What you have to do> Collect from the data below each line with "Блинчики".

Given information>
+ + + +

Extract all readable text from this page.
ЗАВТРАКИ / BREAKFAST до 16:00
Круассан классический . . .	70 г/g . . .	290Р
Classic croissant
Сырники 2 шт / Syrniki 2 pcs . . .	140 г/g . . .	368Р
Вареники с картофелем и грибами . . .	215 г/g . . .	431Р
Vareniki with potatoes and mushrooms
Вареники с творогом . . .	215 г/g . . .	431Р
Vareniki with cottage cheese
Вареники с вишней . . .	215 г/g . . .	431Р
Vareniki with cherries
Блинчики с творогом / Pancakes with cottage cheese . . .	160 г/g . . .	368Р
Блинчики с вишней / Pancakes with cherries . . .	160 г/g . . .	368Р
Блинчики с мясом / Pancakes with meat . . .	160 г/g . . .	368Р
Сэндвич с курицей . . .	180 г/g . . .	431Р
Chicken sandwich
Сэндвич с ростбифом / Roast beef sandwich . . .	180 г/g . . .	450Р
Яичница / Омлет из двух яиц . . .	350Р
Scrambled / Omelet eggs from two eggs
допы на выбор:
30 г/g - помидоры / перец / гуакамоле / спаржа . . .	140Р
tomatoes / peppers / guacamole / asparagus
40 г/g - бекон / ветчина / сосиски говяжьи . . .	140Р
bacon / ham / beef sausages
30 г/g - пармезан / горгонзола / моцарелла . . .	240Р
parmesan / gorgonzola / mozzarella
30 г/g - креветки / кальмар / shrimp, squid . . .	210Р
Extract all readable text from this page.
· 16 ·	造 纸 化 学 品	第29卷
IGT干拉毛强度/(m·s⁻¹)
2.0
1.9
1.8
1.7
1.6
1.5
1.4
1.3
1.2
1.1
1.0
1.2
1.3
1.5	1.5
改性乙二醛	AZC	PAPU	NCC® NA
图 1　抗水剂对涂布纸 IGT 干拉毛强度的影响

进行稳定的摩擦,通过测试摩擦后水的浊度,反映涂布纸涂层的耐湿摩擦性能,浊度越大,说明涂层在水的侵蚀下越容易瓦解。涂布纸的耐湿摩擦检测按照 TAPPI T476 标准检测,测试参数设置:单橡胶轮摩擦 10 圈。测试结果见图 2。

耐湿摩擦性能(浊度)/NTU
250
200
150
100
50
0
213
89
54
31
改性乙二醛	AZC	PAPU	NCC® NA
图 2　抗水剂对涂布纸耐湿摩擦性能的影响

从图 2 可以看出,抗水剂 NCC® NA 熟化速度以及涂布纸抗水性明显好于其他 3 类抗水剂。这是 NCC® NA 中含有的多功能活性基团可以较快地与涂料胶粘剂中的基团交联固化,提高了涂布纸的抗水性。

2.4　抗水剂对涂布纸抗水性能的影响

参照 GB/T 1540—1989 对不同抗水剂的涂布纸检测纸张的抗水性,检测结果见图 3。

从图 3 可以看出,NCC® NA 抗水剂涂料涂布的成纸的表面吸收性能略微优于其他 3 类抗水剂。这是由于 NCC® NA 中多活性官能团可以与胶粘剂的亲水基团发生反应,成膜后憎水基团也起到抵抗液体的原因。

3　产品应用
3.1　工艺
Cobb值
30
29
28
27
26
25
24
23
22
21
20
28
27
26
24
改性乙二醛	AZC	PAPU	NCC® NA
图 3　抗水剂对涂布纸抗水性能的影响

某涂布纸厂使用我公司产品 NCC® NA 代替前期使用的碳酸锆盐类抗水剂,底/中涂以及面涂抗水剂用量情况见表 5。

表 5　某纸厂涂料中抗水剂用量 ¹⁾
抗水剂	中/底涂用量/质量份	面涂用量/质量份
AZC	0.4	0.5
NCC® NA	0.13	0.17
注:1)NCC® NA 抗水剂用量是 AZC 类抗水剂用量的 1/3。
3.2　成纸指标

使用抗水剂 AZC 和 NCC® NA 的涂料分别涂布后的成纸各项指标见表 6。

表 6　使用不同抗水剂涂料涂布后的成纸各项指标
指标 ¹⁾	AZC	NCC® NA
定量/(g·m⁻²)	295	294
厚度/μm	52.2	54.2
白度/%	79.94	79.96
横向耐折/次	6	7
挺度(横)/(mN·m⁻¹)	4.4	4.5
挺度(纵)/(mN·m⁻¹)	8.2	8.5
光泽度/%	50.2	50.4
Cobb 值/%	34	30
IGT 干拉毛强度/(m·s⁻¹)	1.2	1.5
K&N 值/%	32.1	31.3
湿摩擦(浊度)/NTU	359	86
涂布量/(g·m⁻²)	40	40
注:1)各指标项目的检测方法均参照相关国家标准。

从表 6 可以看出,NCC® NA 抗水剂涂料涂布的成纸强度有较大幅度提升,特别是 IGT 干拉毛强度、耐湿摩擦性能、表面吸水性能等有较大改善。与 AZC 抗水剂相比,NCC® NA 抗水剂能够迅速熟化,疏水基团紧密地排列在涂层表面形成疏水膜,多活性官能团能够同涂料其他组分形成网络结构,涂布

+ + + +

Task answer>
Блинчики с творогом / Pancakes with cottage cheese . . .	160 г/g . . .	368Р
Блинчики с вишней / Pancakes with cherries . . .	160 г/g . . .	368Р
Блинчики с мясом / Pancakes with meat . . .	160 г/g . . .	368Р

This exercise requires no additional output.